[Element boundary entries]
* * * *
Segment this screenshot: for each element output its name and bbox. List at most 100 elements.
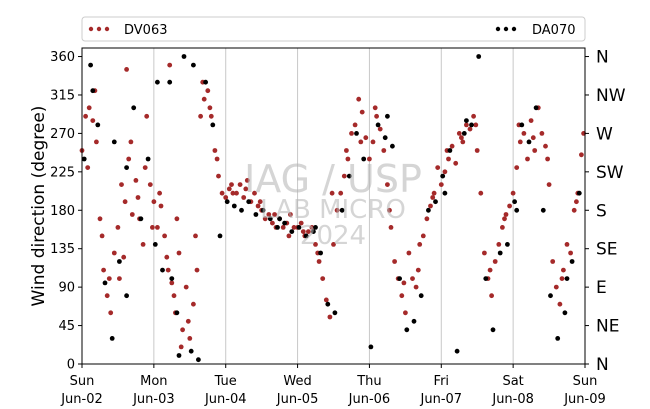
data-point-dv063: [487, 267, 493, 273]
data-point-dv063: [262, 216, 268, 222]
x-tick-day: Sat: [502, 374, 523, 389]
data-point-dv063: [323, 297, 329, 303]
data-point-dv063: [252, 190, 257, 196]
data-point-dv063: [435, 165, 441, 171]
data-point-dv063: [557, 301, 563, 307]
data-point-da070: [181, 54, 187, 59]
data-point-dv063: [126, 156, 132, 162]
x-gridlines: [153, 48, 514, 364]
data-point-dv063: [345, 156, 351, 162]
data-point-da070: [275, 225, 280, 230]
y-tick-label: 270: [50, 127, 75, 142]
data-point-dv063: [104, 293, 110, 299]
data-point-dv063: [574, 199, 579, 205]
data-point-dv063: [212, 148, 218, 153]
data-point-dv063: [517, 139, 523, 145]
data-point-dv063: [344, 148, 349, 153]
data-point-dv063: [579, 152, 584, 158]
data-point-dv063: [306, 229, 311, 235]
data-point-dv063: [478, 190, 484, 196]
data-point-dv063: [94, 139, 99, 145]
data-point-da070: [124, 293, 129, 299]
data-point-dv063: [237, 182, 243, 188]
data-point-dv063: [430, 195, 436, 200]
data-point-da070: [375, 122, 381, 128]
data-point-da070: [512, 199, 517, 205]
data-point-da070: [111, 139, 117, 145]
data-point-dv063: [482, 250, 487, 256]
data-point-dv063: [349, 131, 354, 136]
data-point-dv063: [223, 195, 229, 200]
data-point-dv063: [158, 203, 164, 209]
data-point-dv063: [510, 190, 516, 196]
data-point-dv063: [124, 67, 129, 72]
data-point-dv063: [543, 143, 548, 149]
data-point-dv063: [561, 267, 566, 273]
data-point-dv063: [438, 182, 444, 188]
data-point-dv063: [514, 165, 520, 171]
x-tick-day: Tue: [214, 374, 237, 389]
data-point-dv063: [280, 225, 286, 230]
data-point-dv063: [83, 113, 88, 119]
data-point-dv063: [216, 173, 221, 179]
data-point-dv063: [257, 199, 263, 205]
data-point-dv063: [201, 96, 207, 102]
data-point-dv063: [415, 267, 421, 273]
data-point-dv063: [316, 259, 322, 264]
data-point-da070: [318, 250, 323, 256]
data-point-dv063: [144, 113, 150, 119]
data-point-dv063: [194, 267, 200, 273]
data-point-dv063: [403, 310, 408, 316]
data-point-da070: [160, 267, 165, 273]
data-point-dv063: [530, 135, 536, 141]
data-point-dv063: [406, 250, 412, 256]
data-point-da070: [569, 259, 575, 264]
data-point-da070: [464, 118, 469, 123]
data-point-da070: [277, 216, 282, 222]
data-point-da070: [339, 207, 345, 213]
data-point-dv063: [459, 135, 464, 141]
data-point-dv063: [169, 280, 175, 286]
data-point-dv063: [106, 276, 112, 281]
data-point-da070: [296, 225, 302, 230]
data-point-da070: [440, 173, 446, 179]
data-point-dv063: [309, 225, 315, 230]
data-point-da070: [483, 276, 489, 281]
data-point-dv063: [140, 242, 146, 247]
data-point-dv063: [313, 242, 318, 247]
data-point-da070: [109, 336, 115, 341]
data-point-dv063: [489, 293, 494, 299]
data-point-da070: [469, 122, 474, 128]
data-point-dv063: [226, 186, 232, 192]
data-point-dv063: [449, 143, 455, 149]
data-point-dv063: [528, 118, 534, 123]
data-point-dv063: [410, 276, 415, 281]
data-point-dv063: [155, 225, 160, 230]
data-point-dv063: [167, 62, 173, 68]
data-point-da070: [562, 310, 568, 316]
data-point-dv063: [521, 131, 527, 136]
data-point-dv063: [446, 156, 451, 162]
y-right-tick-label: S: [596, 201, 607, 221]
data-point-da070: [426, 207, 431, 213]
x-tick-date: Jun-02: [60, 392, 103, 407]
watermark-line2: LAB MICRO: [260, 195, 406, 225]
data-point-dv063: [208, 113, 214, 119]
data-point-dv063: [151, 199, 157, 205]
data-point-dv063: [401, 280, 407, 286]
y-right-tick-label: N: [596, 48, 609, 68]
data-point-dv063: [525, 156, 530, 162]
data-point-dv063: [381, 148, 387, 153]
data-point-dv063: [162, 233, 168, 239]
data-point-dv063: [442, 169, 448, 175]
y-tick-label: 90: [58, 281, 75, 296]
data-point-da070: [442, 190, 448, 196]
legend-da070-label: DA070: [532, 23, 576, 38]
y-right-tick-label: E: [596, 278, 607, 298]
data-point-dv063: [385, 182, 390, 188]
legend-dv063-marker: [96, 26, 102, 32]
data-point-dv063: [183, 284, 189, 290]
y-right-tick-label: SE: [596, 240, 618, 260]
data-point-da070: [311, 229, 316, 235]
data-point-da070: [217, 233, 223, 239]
* * * *
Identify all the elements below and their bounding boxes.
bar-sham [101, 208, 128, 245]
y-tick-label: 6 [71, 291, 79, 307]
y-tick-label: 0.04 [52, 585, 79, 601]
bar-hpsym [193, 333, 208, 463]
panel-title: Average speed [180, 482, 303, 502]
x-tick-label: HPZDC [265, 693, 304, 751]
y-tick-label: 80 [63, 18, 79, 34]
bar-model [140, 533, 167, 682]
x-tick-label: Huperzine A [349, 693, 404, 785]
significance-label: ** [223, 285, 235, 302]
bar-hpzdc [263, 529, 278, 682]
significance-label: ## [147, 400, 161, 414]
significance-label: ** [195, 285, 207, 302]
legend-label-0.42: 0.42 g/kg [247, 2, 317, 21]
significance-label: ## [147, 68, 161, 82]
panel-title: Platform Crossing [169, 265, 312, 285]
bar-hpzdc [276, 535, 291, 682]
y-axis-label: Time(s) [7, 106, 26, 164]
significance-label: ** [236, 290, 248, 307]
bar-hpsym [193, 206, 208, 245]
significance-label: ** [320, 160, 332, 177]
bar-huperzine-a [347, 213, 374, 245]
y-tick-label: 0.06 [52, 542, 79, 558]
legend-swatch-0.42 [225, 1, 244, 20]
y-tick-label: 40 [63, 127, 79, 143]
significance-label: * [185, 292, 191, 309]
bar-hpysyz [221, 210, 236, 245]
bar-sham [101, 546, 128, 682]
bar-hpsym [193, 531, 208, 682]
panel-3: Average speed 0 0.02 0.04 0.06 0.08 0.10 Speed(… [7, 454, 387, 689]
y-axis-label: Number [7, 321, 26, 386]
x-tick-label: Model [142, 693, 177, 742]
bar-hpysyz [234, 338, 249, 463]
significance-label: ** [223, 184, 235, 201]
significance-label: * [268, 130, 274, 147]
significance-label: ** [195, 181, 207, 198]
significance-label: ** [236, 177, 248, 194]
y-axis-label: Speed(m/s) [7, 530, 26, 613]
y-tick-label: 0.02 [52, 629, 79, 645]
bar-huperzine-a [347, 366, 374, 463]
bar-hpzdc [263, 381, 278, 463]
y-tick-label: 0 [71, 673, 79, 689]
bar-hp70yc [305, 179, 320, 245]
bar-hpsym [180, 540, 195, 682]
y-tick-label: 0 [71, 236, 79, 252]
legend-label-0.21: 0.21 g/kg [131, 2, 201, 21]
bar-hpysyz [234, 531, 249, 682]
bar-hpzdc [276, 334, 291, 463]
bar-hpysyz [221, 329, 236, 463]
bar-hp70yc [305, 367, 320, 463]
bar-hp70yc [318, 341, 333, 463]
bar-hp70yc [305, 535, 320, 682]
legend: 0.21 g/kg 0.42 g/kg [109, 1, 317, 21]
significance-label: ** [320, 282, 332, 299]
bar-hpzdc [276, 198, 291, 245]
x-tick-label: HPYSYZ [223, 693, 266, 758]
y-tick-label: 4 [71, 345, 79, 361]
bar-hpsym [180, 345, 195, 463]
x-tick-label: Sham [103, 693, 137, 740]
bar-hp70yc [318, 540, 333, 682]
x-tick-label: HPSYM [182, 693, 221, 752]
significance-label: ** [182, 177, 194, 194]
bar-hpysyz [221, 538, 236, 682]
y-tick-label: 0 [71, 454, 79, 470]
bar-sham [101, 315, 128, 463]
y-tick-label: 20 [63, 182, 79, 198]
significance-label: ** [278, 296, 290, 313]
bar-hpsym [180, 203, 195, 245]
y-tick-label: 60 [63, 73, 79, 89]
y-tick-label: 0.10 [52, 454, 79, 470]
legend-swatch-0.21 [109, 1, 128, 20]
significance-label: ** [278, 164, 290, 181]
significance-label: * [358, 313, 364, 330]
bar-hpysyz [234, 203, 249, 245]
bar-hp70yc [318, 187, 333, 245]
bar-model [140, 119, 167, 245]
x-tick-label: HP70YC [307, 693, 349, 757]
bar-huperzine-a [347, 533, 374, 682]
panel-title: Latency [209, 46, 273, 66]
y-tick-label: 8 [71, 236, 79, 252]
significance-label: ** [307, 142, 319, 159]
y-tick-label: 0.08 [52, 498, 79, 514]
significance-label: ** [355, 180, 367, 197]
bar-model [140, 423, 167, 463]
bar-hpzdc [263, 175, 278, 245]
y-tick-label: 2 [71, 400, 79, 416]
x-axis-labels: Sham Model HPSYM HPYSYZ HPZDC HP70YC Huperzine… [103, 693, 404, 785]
* * * *
### WRITTEN EXERCISE
Copy out, character for character, the entries starting at the line that contains "data-point-dv063: [487, 267, 493, 273]" and ending after the line that contains "data-point-dv063: [106, 276, 112, 281]", including both of those lines.

### SOLUTION FOR THIS TASK
data-point-dv063: [487, 267, 493, 273]
data-point-dv063: [262, 216, 268, 222]
x-tick-day: Sat: [502, 374, 523, 389]
data-point-dv063: [323, 297, 329, 303]
data-point-dv063: [252, 190, 257, 196]
data-point-dv063: [435, 165, 441, 171]
data-point-dv063: [557, 301, 563, 307]
data-point-da070: [181, 54, 187, 59]
data-point-dv063: [126, 156, 132, 162]
x-gridlines: [153, 48, 514, 364]
data-point-dv063: [345, 156, 351, 162]
data-point-da070: [275, 225, 280, 230]
y-tick-label: 270: [50, 127, 75, 142]
data-point-dv063: [104, 293, 110, 299]
data-point-dv063: [574, 199, 579, 205]
data-point-dv063: [212, 148, 218, 153]
data-point-dv063: [517, 139, 523, 145]
data-point-dv063: [344, 148, 349, 153]
data-point-dv063: [579, 152, 584, 158]
data-point-dv063: [306, 229, 311, 235]
data-point-dv063: [478, 190, 484, 196]
data-point-dv063: [94, 139, 99, 145]
data-point-da070: [124, 293, 129, 299]
data-point-dv063: [237, 182, 243, 188]
data-point-dv063: [430, 195, 436, 200]
data-point-da070: [375, 122, 381, 128]
data-point-da070: [512, 199, 517, 205]
data-point-da070: [111, 139, 117, 145]
data-point-dv063: [482, 250, 487, 256]
data-point-dv063: [349, 131, 354, 136]
data-point-dv063: [223, 195, 229, 200]
data-point-dv063: [158, 203, 164, 209]
data-point-dv063: [510, 190, 516, 196]
data-point-dv063: [124, 67, 129, 72]
data-point-dv063: [543, 143, 548, 149]
data-point-dv063: [561, 267, 566, 273]
data-point-dv063: [438, 182, 444, 188]
data-point-dv063: [514, 165, 520, 171]
x-tick-day: Tue: [214, 374, 237, 389]
data-point-dv063: [280, 225, 286, 230]
data-point-dv063: [83, 113, 88, 119]
data-point-dv063: [216, 173, 221, 179]
data-point-dv063: [257, 199, 263, 205]
data-point-dv063: [201, 96, 207, 102]
data-point-dv063: [415, 267, 421, 273]
data-point-dv063: [316, 259, 322, 264]
data-point-da070: [318, 250, 323, 256]
data-point-dv063: [144, 113, 150, 119]
data-point-dv063: [194, 267, 200, 273]
data-point-dv063: [403, 310, 408, 316]
data-point-da070: [160, 267, 165, 273]
data-point-dv063: [530, 135, 536, 141]
data-point-dv063: [406, 250, 412, 256]
data-point-da070: [569, 259, 575, 264]
data-point-da070: [464, 118, 469, 123]
data-point-da070: [277, 216, 282, 222]
data-point-da070: [339, 207, 345, 213]
data-point-dv063: [459, 135, 464, 141]
data-point-dv063: [169, 280, 175, 286]
data-point-dv063: [106, 276, 112, 281]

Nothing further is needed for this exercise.